Required work: The listing beneath should be written out in full, exactly as shown.

Start of Extracted data

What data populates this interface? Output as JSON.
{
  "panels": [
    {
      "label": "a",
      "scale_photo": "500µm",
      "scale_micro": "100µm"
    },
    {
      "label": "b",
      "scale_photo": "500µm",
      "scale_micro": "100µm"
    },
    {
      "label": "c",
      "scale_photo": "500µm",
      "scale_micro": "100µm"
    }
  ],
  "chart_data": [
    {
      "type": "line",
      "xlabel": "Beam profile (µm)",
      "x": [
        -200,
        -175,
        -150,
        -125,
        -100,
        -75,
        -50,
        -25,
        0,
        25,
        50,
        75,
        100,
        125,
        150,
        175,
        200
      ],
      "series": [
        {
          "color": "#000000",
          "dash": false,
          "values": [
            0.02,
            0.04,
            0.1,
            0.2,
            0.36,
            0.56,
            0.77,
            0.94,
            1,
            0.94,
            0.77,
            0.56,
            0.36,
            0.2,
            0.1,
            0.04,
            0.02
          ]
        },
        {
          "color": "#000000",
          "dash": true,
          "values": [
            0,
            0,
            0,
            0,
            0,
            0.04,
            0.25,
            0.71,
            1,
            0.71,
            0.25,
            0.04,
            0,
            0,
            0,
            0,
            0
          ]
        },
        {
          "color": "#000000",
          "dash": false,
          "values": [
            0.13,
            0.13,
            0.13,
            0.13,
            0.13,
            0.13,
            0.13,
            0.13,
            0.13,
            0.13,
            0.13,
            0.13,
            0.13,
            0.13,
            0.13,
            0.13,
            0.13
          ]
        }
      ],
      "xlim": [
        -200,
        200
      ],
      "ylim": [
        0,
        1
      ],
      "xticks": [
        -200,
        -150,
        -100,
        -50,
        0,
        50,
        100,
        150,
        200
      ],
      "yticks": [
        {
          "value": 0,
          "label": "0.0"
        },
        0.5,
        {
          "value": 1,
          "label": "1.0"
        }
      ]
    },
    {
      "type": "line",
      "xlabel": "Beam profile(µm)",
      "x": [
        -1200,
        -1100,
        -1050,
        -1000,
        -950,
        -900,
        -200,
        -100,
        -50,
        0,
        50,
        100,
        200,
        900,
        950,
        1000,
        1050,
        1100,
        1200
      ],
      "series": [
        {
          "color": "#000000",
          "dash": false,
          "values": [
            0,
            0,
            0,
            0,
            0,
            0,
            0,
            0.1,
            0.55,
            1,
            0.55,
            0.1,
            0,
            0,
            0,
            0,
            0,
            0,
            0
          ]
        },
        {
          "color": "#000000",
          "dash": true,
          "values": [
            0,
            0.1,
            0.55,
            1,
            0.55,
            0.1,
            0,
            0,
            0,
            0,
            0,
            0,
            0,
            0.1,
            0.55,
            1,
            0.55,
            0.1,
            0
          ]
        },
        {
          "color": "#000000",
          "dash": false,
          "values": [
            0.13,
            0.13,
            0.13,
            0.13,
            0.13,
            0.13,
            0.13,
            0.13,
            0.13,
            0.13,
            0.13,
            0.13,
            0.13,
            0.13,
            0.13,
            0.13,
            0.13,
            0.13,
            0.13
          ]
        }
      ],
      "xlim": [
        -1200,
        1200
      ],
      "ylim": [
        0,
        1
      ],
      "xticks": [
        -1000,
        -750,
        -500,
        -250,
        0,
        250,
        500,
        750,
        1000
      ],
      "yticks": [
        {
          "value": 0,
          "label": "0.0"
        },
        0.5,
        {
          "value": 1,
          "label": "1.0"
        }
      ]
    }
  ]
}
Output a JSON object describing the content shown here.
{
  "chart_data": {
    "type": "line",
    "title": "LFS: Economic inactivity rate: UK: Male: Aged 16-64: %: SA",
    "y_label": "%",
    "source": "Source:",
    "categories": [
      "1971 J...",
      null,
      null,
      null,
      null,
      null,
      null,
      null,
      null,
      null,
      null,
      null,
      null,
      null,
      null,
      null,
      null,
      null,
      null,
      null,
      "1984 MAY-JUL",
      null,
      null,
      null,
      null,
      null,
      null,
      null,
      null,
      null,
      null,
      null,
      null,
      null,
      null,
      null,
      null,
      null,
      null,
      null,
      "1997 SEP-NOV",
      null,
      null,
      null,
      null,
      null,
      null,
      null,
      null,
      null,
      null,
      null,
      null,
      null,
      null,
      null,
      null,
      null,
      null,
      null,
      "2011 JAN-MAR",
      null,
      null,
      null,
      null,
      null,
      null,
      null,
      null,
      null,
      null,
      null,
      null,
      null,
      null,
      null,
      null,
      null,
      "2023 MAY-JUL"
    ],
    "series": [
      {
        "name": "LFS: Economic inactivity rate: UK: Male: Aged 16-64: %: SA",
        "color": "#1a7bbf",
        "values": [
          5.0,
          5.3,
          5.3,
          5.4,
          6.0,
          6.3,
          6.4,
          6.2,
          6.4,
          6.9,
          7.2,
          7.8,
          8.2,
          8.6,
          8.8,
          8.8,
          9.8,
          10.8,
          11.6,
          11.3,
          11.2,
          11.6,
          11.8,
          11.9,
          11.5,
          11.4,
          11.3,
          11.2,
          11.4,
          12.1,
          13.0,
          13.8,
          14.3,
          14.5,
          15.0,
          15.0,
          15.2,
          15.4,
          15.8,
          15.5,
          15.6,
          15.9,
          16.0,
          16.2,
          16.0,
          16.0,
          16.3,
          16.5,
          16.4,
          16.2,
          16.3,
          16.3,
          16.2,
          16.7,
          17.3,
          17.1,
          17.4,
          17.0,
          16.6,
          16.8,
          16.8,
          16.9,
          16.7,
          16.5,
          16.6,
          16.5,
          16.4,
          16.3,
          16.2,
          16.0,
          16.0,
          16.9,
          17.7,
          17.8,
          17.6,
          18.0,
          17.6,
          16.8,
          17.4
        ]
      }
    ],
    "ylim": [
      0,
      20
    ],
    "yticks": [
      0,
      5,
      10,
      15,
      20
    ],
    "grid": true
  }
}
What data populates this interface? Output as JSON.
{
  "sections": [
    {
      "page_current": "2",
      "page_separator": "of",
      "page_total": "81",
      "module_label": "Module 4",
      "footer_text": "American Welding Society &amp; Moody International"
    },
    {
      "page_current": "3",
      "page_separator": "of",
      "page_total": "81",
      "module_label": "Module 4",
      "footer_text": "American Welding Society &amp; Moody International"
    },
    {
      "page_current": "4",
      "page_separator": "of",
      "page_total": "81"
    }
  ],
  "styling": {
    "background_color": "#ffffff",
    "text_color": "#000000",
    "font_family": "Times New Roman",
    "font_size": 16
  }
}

End of Extracted data

Task response:
What data populates this interface? Output as JSON.
{
  "panels": [
    {
      "label": "a",
      "scale_photo": "500µm",
      "scale_micro": "100µm"
    },
    {
      "label": "b",
      "scale_photo": "500µm",
      "scale_micro": "100µm"
    },
    {
      "label": "c",
      "scale_photo": "500µm",
      "scale_micro": "100µm"
    }
  ],
  "chart_data": [
    {
      "type": "line",
      "xlabel": "Beam profile (µm)",
      "x": [
        -200,
        -175,
        -150,
        -125,
        -100,
        -75,
        -50,
        -25,
        0,
        25,
        50,
        75,
        100,
        125,
        150,
        175,
        200
      ],
      "series": [
        {
          "color": "#000000",
          "dash": false,
          "values": [
            0.02,
            0.04,
            0.1,
            0.2,
            0.36,
            0.56,
            0.77,
            0.94,
            1,
            0.94,
            0.77,
            0.56,
            0.36,
            0.2,
            0.1,
            0.04,
            0.02
          ]
        },
        {
          "color": "#000000",
          "dash": true,
          "values": [
            0,
            0,
            0,
            0,
            0,
            0.04,
            0.25,
            0.71,
            1,
            0.71,
            0.25,
            0.04,
            0,
            0,
            0,
            0,
            0
          ]
        },
        {
          "color": "#000000",
          "dash": false,
          "values": [
            0.13,
            0.13,
            0.13,
            0.13,
            0.13,
            0.13,
            0.13,
            0.13,
            0.13,
            0.13,
            0.13,
            0.13,
            0.13,
            0.13,
            0.13,
            0.13,
            0.13
          ]
        }
      ],
      "xlim": [
        -200,
        200
      ],
      "ylim": [
        0,
        1
      ],
      "xticks": [
        -200,
        -150,
        -100,
        -50,
        0,
        50,
        100,
        150,
        200
      ],
      "yticks": [
        {
          "value": 0,
          "label": "0.0"
        },
        0.5,
        {
          "value": 1,
          "label": "1.0"
        }
      ]
    },
    {
      "type": "line",
      "xlabel": "Beam profile(µm)",
      "x": [
        -1200,
        -1100,
        -1050,
        -1000,
        -950,
        -900,
        -200,
        -100,
        -50,
        0,
        50,
        100,
        200,
        900,
        950,
        1000,
        1050,
        1100,
        1200
      ],
      "series": [
        {
          "color": "#000000",
          "dash": false,
          "values": [
            0,
            0,
            0,
            0,
            0,
            0,
            0,
            0.1,
            0.55,
            1,
            0.55,
            0.1,
            0,
            0,
            0,
            0,
            0,
            0,
            0
          ]
        },
        {
          "color": "#000000",
          "dash": true,
          "values": [
            0,
            0.1,
            0.55,
            1,
            0.55,
            0.1,
            0,
            0,
            0,
            0,
            0,
            0,
            0,
            0.1,
            0.55,
            1,
            0.55,
            0.1,
            0
          ]
        },
        {
          "color": "#000000",
          "dash": false,
          "values": [
            0.13,
            0.13,
            0.13,
            0.13,
            0.13,
            0.13,
            0.13,
            0.13,
            0.13,
            0.13,
            0.13,
            0.13,
            0.13,
            0.13,
            0.13,
            0.13,
            0.13,
            0.13,
            0.13
          ]
        }
      ],
      "xlim": [
        -1200,
        1200
      ],
      "ylim": [
        0,
        1
      ],
      "xticks": [
        -1000,
        -750,
        -500,
        -250,
        0,
        250,
        500,
        750,
        1000
      ],
      "yticks": [
        {
          "value": 0,
          "label": "0.0"
        },
        0.5,
        {
          "value": 1,
          "label": "1.0"
        }
      ]
    }
  ]
}
Output a JSON object describing the content shown here.
{
  "chart_data": {
    "type": "line",
    "title": "LFS: Economic inactivity rate: UK: Male: Aged 16-64: %: SA",
    "y_label": "%",
    "source": "Source:",
    "categories": [
      "1971 J...",
      null,
      null,
      null,
      null,
      null,
      null,
      null,
      null,
      null,
      null,
      null,
      null,
      null,
      null,
      null,
      null,
      null,
      null,
      null,
      "1984 MAY-JUL",
      null,
      null,
      null,
      null,
      null,
      null,
      null,
      null,
      null,
      null,
      null,
      null,
      null,
      null,
      null,
      null,
      null,
      null,
      null,
      "1997 SEP-NOV",
      null,
      null,
      null,
      null,
      null,
      null,
      null,
      null,
      null,
      null,
      null,
      null,
      null,
      null,
      null,
      null,
      null,
      null,
      null,
      "2011 JAN-MAR",
      null,
      null,
      null,
      null,
      null,
      null,
      null,
      null,
      null,
      null,
      null,
      null,
      null,
      null,
      null,
      null,
      null,
      "2023 MAY-JUL"
    ],
    "series": [
      {
        "name": "LFS: Economic inactivity rate: UK: Male: Aged 16-64: %: SA",
        "color": "#1a7bbf",
        "values": [
          5.0,
          5.3,
          5.3,
          5.4,
          6.0,
          6.3,
          6.4,
          6.2,
          6.4,
          6.9,
          7.2,
          7.8,
          8.2,
          8.6,
          8.8,
          8.8,
          9.8,
          10.8,
          11.6,
          11.3,
          11.2,
          11.6,
          11.8,
          11.9,
          11.5,
          11.4,
          11.3,
          11.2,
          11.4,
          12.1,
          13.0,
          13.8,
          14.3,
          14.5,
          15.0,
          15.0,
          15.2,
          15.4,
          15.8,
          15.5,
          15.6,
          15.9,
          16.0,
          16.2,
          16.0,
          16.0,
          16.3,
          16.5,
          16.4,
          16.2,
          16.3,
          16.3,
          16.2,
          16.7,
          17.3,
          17.1,
          17.4,
          17.0,
          16.6,
          16.8,
          16.8,
          16.9,
          16.7,
          16.5,
          16.6,
          16.5,
          16.4,
          16.3,
          16.2,
          16.0,
          16.0,
          16.9,
          17.7,
          17.8,
          17.6,
          18.0,
          17.6,
          16.8,
          17.4
        ]
      }
    ],
    "ylim": [
      0,
      20
    ],
    "yticks": [
      0,
      5,
      10,
      15,
      20
    ],
    "grid": true
  }
}
What data populates this interface? Output as JSON.
{
  "sections": [
    {
      "page_current": "2",
      "page_separator": "of",
      "page_total": "81",
      "module_label": "Module 4",
      "footer_text": "American Welding Society &amp; Moody International"
    },
    {
      "page_current": "3",
      "page_separator": "of",
      "page_total": "81",
      "module_label": "Module 4",
      "footer_text": "American Welding Society &amp; Moody International"
    },
    {
      "page_current": "4",
      "page_separator": "of",
      "page_total": "81"
    }
  ],
  "styling": {
    "background_color": "#ffffff",
    "text_color": "#000000",
    "font_family": "Times New Roman",
    "font_size": 16
  }
}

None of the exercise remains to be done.